- [Task material]

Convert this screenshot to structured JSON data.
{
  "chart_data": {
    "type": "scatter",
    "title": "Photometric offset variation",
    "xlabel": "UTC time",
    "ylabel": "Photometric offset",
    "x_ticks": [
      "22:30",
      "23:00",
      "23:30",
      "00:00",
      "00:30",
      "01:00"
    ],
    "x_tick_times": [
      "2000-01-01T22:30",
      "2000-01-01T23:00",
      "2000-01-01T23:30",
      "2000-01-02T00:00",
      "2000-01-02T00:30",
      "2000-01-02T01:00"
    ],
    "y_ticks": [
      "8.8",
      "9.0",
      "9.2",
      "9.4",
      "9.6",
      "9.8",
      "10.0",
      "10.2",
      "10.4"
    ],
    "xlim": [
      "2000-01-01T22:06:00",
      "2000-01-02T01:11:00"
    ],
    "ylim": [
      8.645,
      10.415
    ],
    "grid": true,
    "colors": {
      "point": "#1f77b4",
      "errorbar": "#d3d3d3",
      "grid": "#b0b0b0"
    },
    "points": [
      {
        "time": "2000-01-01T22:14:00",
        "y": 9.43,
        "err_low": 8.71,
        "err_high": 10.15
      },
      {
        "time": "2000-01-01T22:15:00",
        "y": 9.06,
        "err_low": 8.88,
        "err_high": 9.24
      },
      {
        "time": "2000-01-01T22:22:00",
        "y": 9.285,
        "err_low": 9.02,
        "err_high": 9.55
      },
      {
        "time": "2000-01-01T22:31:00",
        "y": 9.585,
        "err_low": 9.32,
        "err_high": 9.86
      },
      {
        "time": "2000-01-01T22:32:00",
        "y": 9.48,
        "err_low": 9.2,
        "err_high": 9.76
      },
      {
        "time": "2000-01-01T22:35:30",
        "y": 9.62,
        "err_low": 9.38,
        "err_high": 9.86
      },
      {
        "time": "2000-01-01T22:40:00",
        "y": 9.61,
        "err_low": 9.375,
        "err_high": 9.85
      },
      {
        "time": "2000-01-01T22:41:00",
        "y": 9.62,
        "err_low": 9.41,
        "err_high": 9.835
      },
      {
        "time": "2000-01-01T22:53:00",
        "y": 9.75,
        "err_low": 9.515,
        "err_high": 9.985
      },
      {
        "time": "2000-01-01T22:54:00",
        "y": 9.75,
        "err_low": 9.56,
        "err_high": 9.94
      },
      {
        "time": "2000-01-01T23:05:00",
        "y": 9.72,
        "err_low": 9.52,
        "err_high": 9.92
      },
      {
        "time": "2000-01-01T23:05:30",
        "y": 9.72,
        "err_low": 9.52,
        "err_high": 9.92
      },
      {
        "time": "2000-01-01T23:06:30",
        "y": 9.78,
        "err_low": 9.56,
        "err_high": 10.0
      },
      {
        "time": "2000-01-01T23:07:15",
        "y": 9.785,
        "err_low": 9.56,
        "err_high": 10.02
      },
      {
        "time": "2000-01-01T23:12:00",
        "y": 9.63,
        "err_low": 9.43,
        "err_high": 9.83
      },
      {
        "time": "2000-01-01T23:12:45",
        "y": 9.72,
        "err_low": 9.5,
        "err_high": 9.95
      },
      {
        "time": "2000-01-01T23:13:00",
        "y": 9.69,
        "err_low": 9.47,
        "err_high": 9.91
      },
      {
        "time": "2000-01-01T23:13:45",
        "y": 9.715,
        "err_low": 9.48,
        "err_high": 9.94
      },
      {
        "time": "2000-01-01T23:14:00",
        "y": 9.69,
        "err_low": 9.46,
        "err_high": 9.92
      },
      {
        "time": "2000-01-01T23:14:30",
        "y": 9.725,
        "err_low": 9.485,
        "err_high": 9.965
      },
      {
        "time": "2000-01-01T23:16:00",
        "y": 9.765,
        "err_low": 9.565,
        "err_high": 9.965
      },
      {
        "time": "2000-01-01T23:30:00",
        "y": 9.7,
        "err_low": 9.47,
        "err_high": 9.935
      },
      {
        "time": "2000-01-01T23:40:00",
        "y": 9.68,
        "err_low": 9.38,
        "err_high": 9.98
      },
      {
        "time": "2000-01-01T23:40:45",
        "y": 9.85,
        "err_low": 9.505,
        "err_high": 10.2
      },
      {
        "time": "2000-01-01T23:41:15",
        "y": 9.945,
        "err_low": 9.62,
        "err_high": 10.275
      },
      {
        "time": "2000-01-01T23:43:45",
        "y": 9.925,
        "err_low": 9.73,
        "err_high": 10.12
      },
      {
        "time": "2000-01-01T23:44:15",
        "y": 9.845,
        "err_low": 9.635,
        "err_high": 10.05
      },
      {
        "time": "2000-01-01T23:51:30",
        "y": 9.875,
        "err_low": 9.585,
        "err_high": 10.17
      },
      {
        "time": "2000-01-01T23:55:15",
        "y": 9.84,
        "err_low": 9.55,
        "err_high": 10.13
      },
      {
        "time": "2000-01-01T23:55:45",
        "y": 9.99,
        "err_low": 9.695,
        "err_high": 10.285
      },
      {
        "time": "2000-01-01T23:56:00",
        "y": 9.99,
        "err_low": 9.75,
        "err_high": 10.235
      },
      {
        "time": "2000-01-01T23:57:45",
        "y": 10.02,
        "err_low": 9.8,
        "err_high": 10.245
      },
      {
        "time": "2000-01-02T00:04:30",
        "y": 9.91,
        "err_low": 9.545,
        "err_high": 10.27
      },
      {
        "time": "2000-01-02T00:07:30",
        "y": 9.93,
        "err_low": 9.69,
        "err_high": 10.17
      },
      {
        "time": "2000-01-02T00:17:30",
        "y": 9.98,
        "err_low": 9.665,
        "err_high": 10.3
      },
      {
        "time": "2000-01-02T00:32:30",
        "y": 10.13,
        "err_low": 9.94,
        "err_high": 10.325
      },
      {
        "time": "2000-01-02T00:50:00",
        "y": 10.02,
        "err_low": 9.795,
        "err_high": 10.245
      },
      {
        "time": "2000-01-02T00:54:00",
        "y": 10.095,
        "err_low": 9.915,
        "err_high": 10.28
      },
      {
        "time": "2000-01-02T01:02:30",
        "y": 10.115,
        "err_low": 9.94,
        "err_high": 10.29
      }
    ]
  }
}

- [Exercise goal] Give the listing above again, word for word.

- [Response]
Convert this screenshot to structured JSON data.
{
  "chart_data": {
    "type": "scatter",
    "title": "Photometric offset variation",
    "xlabel": "UTC time",
    "ylabel": "Photometric offset",
    "x_ticks": [
      "22:30",
      "23:00",
      "23:30",
      "00:00",
      "00:30",
      "01:00"
    ],
    "x_tick_times": [
      "2000-01-01T22:30",
      "2000-01-01T23:00",
      "2000-01-01T23:30",
      "2000-01-02T00:00",
      "2000-01-02T00:30",
      "2000-01-02T01:00"
    ],
    "y_ticks": [
      "8.8",
      "9.0",
      "9.2",
      "9.4",
      "9.6",
      "9.8",
      "10.0",
      "10.2",
      "10.4"
    ],
    "xlim": [
      "2000-01-01T22:06:00",
      "2000-01-02T01:11:00"
    ],
    "ylim": [
      8.645,
      10.415
    ],
    "grid": true,
    "colors": {
      "point": "#1f77b4",
      "errorbar": "#d3d3d3",
      "grid": "#b0b0b0"
    },
    "points": [
      {
        "time": "2000-01-01T22:14:00",
        "y": 9.43,
        "err_low": 8.71,
        "err_high": 10.15
      },
      {
        "time": "2000-01-01T22:15:00",
        "y": 9.06,
        "err_low": 8.88,
        "err_high": 9.24
      },
      {
        "time": "2000-01-01T22:22:00",
        "y": 9.285,
        "err_low": 9.02,
        "err_high": 9.55
      },
      {
        "time": "2000-01-01T22:31:00",
        "y": 9.585,
        "err_low": 9.32,
        "err_high": 9.86
      },
      {
        "time": "2000-01-01T22:32:00",
        "y": 9.48,
        "err_low": 9.2,
        "err_high": 9.76
      },
      {
        "time": "2000-01-01T22:35:30",
        "y": 9.62,
        "err_low": 9.38,
        "err_high": 9.86
      },
      {
        "time": "2000-01-01T22:40:00",
        "y": 9.61,
        "err_low": 9.375,
        "err_high": 9.85
      },
      {
        "time": "2000-01-01T22:41:00",
        "y": 9.62,
        "err_low": 9.41,
        "err_high": 9.835
      },
      {
        "time": "2000-01-01T22:53:00",
        "y": 9.75,
        "err_low": 9.515,
        "err_high": 9.985
      },
      {
        "time": "2000-01-01T22:54:00",
        "y": 9.75,
        "err_low": 9.56,
        "err_high": 9.94
      },
      {
        "time": "2000-01-01T23:05:00",
        "y": 9.72,
        "err_low": 9.52,
        "err_high": 9.92
      },
      {
        "time": "2000-01-01T23:05:30",
        "y": 9.72,
        "err_low": 9.52,
        "err_high": 9.92
      },
      {
        "time": "2000-01-01T23:06:30",
        "y": 9.78,
        "err_low": 9.56,
        "err_high": 10.0
      },
      {
        "time": "2000-01-01T23:07:15",
        "y": 9.785,
        "err_low": 9.56,
        "err_high": 10.02
      },
      {
        "time": "2000-01-01T23:12:00",
        "y": 9.63,
        "err_low": 9.43,
        "err_high": 9.83
      },
      {
        "time": "2000-01-01T23:12:45",
        "y": 9.72,
        "err_low": 9.5,
        "err_high": 9.95
      },
      {
        "time": "2000-01-01T23:13:00",
        "y": 9.69,
        "err_low": 9.47,
        "err_high": 9.91
      },
      {
        "time": "2000-01-01T23:13:45",
        "y": 9.715,
        "err_low": 9.48,
        "err_high": 9.94
      },
      {
        "time": "2000-01-01T23:14:00",
        "y": 9.69,
        "err_low": 9.46,
        "err_high": 9.92
      },
      {
        "time": "2000-01-01T23:14:30",
        "y": 9.725,
        "err_low": 9.485,
        "err_high": 9.965
      },
      {
        "time": "2000-01-01T23:16:00",
        "y": 9.765,
        "err_low": 9.565,
        "err_high": 9.965
      },
      {
        "time": "2000-01-01T23:30:00",
        "y": 9.7,
        "err_low": 9.47,
        "err_high": 9.935
      },
      {
        "time": "2000-01-01T23:40:00",
        "y": 9.68,
        "err_low": 9.38,
        "err_high": 9.98
      },
      {
        "time": "2000-01-01T23:40:45",
        "y": 9.85,
        "err_low": 9.505,
        "err_high": 10.2
      },
      {
        "time": "2000-01-01T23:41:15",
        "y": 9.945,
        "err_low": 9.62,
        "err_high": 10.275
      },
      {
        "time": "2000-01-01T23:43:45",
        "y": 9.925,
        "err_low": 9.73,
        "err_high": 10.12
      },
      {
        "time": "2000-01-01T23:44:15",
        "y": 9.845,
        "err_low": 9.635,
        "err_high": 10.05
      },
      {
        "time": "2000-01-01T23:51:30",
        "y": 9.875,
        "err_low": 9.585,
        "err_high": 10.17
      },
      {
        "time": "2000-01-01T23:55:15",
        "y": 9.84,
        "err_low": 9.55,
        "err_high": 10.13
      },
      {
        "time": "2000-01-01T23:55:45",
        "y": 9.99,
        "err_low": 9.695,
        "err_high": 10.285
      },
      {
        "time": "2000-01-01T23:56:00",
        "y": 9.99,
        "err_low": 9.75,
        "err_high": 10.235
      },
      {
        "time": "2000-01-01T23:57:45",
        "y": 10.02,
        "err_low": 9.8,
        "err_high": 10.245
      },
      {
        "time": "2000-01-02T00:04:30",
        "y": 9.91,
        "err_low": 9.545,
        "err_high": 10.27
      },
      {
        "time": "2000-01-02T00:07:30",
        "y": 9.93,
        "err_low": 9.69,
        "err_high": 10.17
      },
      {
        "time": "2000-01-02T00:17:30",
        "y": 9.98,
        "err_low": 9.665,
        "err_high": 10.3
      },
      {
        "time": "2000-01-02T00:32:30",
        "y": 10.13,
        "err_low": 9.94,
        "err_high": 10.325
      },
      {
        "time": "2000-01-02T00:50:00",
        "y": 10.02,
        "err_low": 9.795,
        "err_high": 10.245
      },
      {
        "time": "2000-01-02T00:54:00",
        "y": 10.095,
        "err_low": 9.915,
        "err_high": 10.28
      },
      {
        "time": "2000-01-02T01:02:30",
        "y": 10.115,
        "err_low": 9.94,
        "err_high": 10.29
      }
    ]
  }
}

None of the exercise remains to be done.